[PROBLEM TO WORK ON] Check each line of the listing, and copy it if it contains the word "Generación".

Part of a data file
********
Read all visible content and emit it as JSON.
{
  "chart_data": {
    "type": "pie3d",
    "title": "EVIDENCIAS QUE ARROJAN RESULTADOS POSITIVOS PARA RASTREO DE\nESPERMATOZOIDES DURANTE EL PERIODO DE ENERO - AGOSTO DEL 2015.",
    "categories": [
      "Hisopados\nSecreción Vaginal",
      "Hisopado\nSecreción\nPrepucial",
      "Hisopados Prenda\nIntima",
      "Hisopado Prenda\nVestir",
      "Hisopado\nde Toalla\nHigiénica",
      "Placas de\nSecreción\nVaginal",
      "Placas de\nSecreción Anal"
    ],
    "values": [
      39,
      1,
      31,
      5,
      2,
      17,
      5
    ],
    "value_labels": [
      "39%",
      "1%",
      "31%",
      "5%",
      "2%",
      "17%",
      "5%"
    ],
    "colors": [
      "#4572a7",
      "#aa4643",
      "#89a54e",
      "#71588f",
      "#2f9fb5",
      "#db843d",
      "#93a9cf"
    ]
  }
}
********
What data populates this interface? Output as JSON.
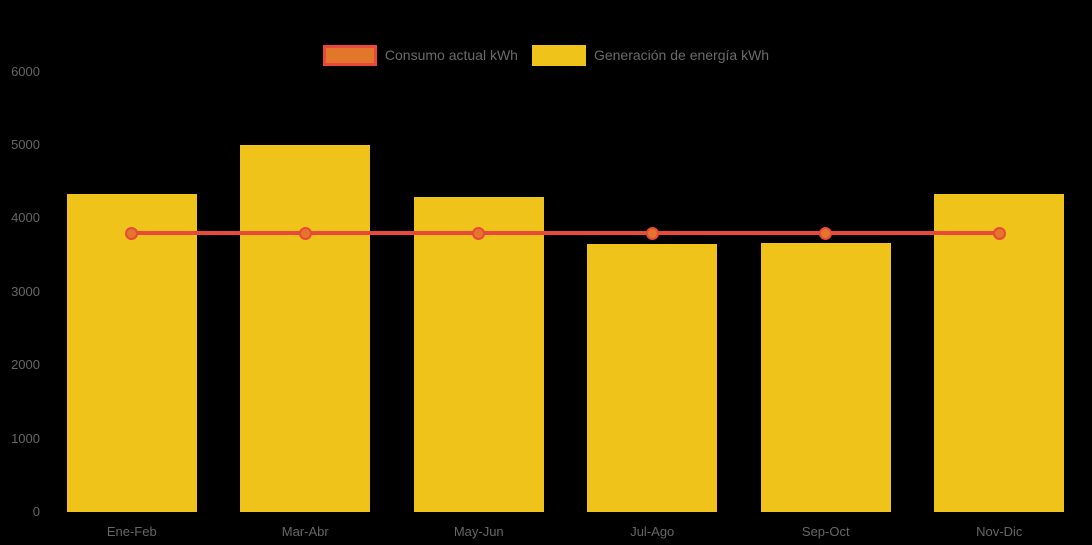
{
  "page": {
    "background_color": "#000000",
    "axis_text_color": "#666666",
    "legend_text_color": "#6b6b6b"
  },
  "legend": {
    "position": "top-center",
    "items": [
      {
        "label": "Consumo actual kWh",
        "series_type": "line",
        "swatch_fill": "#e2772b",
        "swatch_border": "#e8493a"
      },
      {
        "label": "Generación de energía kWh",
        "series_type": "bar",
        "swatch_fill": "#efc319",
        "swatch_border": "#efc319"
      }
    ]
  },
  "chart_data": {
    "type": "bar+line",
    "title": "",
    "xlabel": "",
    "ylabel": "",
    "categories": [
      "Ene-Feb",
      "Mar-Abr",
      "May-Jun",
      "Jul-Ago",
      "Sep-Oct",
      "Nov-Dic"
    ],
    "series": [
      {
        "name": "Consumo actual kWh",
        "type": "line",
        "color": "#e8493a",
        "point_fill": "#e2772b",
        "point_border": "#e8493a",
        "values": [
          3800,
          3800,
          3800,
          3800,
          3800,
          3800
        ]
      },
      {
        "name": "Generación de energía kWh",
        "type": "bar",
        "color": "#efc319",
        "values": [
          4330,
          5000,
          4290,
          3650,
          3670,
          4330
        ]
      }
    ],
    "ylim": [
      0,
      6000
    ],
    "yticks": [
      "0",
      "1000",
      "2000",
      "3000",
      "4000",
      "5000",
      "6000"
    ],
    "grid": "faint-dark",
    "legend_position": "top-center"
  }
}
********
[EXERCISE RESULT]
        "label": "Generación de energía kWh",
        "name": "Generación de energía kWh",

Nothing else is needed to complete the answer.